**Task description**
Reproduce every entry that follows word for word, but omit the images.

(Records from a collection of figures)

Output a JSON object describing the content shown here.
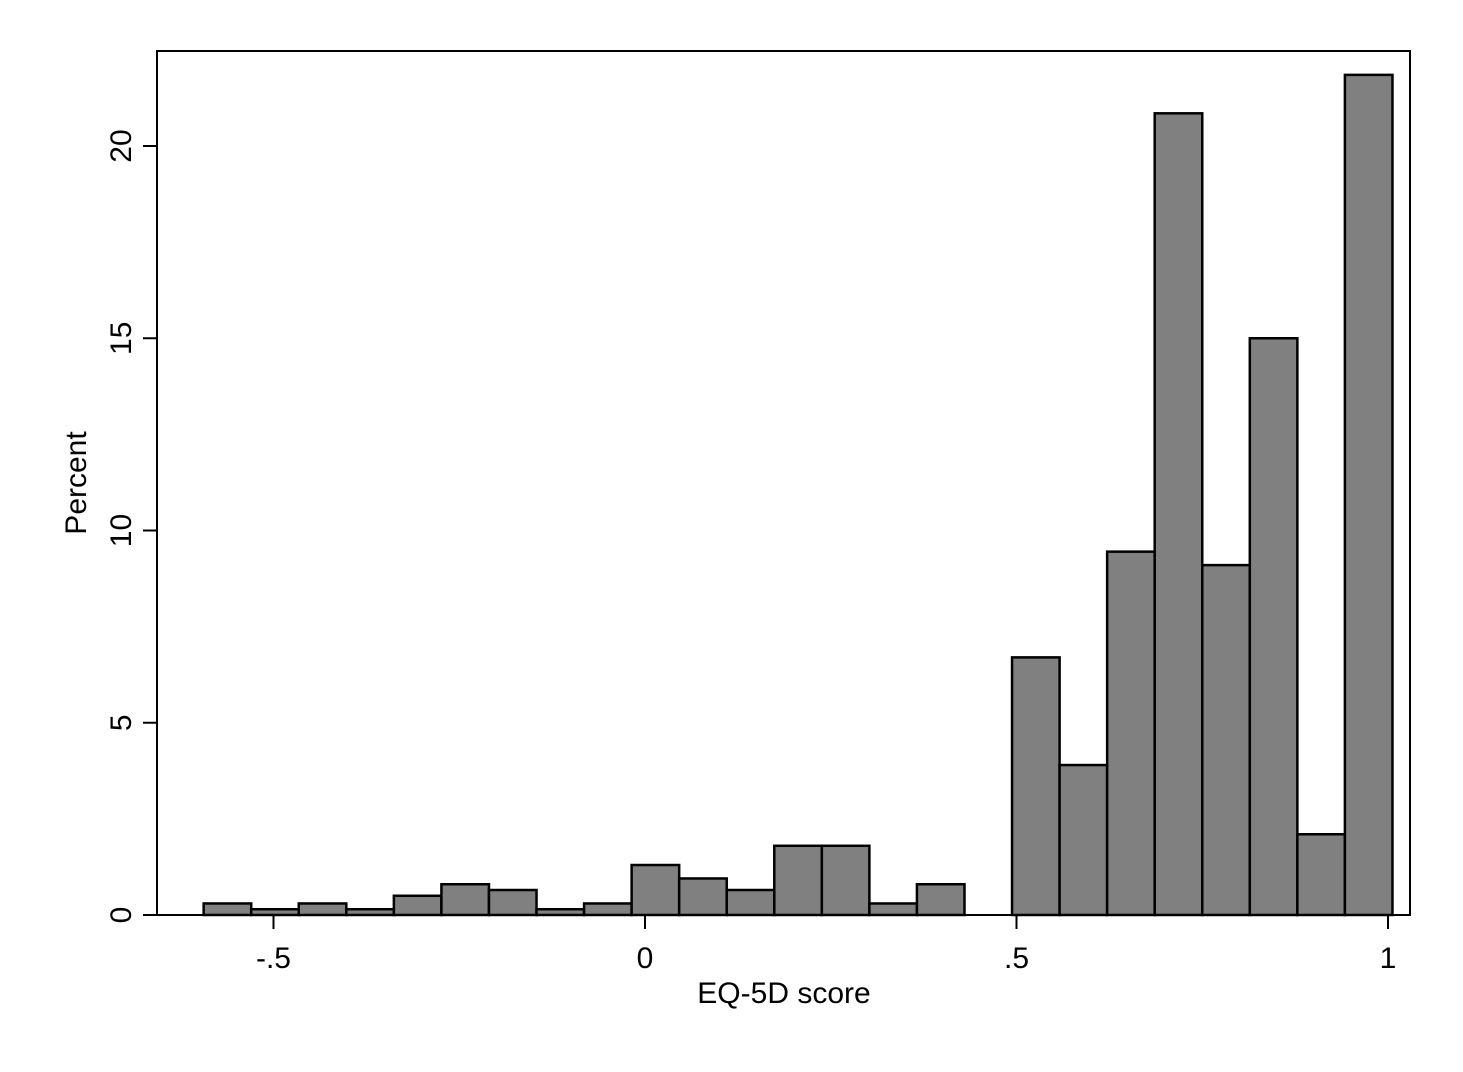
{
  "chart_data": {
    "type": "bar",
    "title": "",
    "xlabel": "EQ-5D score",
    "ylabel": "Percent",
    "xlim": [
      -0.66,
      1.03
    ],
    "ylim": [
      0,
      22.3
    ],
    "x_ticks": [
      {
        "value": -0.5,
        "label": "-.5"
      },
      {
        "value": 0,
        "label": "0"
      },
      {
        "value": 0.5,
        "label": ".5"
      },
      {
        "value": 1,
        "label": "1"
      }
    ],
    "y_ticks": [
      {
        "value": 0,
        "label": "0"
      },
      {
        "value": 5,
        "label": "5"
      },
      {
        "value": 10,
        "label": "10"
      },
      {
        "value": 15,
        "label": "15"
      },
      {
        "value": 20,
        "label": "20"
      }
    ],
    "bins": [
      {
        "x0": -0.594,
        "x1": -0.53,
        "value": 0.3
      },
      {
        "x0": -0.53,
        "x1": -0.466,
        "value": 0.15
      },
      {
        "x0": -0.466,
        "x1": -0.402,
        "value": 0.3
      },
      {
        "x0": -0.402,
        "x1": -0.338,
        "value": 0.15
      },
      {
        "x0": -0.338,
        "x1": -0.274,
        "value": 0.5
      },
      {
        "x0": -0.274,
        "x1": -0.21,
        "value": 0.8
      },
      {
        "x0": -0.21,
        "x1": -0.146,
        "value": 0.65
      },
      {
        "x0": -0.146,
        "x1": -0.082,
        "value": 0.15
      },
      {
        "x0": -0.082,
        "x1": -0.018,
        "value": 0.3
      },
      {
        "x0": -0.018,
        "x1": 0.046,
        "value": 1.3
      },
      {
        "x0": 0.046,
        "x1": 0.11,
        "value": 0.95
      },
      {
        "x0": 0.11,
        "x1": 0.174,
        "value": 0.65
      },
      {
        "x0": 0.174,
        "x1": 0.238,
        "value": 1.8
      },
      {
        "x0": 0.238,
        "x1": 0.302,
        "value": 1.8
      },
      {
        "x0": 0.302,
        "x1": 0.366,
        "value": 0.3
      },
      {
        "x0": 0.366,
        "x1": 0.43,
        "value": 0.8
      },
      {
        "x0": 0.43,
        "x1": 0.494,
        "value": 0
      },
      {
        "x0": 0.494,
        "x1": 0.558,
        "value": 6.7
      },
      {
        "x0": 0.558,
        "x1": 0.622,
        "value": 3.9
      },
      {
        "x0": 0.622,
        "x1": 0.686,
        "value": 9.45
      },
      {
        "x0": 0.686,
        "x1": 0.75,
        "value": 20.85
      },
      {
        "x0": 0.75,
        "x1": 0.814,
        "value": 9.1
      },
      {
        "x0": 0.814,
        "x1": 0.878,
        "value": 15.0
      },
      {
        "x0": 0.878,
        "x1": 0.942,
        "value": 2.1
      },
      {
        "x0": 0.942,
        "x1": 1.006,
        "value": 21.85
      }
    ],
    "bar_color": "#808080",
    "bar_edge_color": "#000000",
    "grid": false,
    "legend": "none"
  }
}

**Expected answer**
Output a JSON object describing the content shown here.
{
  "chart_data": {
    "type": "bar",
    "title": "",
    "xlabel": "EQ-5D score",
    "ylabel": "Percent",
    "xlim": [
      -0.66,
      1.03
    ],
    "ylim": [
      0,
      22.3
    ],
    "x_ticks": [
      {
        "value": -0.5,
        "label": "-.5"
      },
      {
        "value": 0,
        "label": "0"
      },
      {
        "value": 0.5,
        "label": ".5"
      },
      {
        "value": 1,
        "label": "1"
      }
    ],
    "y_ticks": [
      {
        "value": 0,
        "label": "0"
      },
      {
        "value": 5,
        "label": "5"
      },
      {
        "value": 10,
        "label": "10"
      },
      {
        "value": 15,
        "label": "15"
      },
      {
        "value": 20,
        "label": "20"
      }
    ],
    "bins": [
      {
        "x0": -0.594,
        "x1": -0.53,
        "value": 0.3
      },
      {
        "x0": -0.53,
        "x1": -0.466,
        "value": 0.15
      },
      {
        "x0": -0.466,
        "x1": -0.402,
        "value": 0.3
      },
      {
        "x0": -0.402,
        "x1": -0.338,
        "value": 0.15
      },
      {
        "x0": -0.338,
        "x1": -0.274,
        "value": 0.5
      },
      {
        "x0": -0.274,
        "x1": -0.21,
        "value": 0.8
      },
      {
        "x0": -0.21,
        "x1": -0.146,
        "value": 0.65
      },
      {
        "x0": -0.146,
        "x1": -0.082,
        "value": 0.15
      },
      {
        "x0": -0.082,
        "x1": -0.018,
        "value": 0.3
      },
      {
        "x0": -0.018,
        "x1": 0.046,
        "value": 1.3
      },
      {
        "x0": 0.046,
        "x1": 0.11,
        "value": 0.95
      },
      {
        "x0": 0.11,
        "x1": 0.174,
        "value": 0.65
      },
      {
        "x0": 0.174,
        "x1": 0.238,
        "value": 1.8
      },
      {
        "x0": 0.238,
        "x1": 0.302,
        "value": 1.8
      },
      {
        "x0": 0.302,
        "x1": 0.366,
        "value": 0.3
      },
      {
        "x0": 0.366,
        "x1": 0.43,
        "value": 0.8
      },
      {
        "x0": 0.43,
        "x1": 0.494,
        "value": 0
      },
      {
        "x0": 0.494,
        "x1": 0.558,
        "value": 6.7
      },
      {
        "x0": 0.558,
        "x1": 0.622,
        "value": 3.9
      },
      {
        "x0": 0.622,
        "x1": 0.686,
        "value": 9.45
      },
      {
        "x0": 0.686,
        "x1": 0.75,
        "value": 20.85
      },
      {
        "x0": 0.75,
        "x1": 0.814,
        "value": 9.1
      },
      {
        "x0": 0.814,
        "x1": 0.878,
        "value": 15.0
      },
      {
        "x0": 0.878,
        "x1": 0.942,
        "value": 2.1
      },
      {
        "x0": 0.942,
        "x1": 1.006,
        "value": 21.85
      }
    ],
    "bar_color": "#808080",
    "bar_edge_color": "#000000",
    "grid": false,
    "legend": "none"
  }
}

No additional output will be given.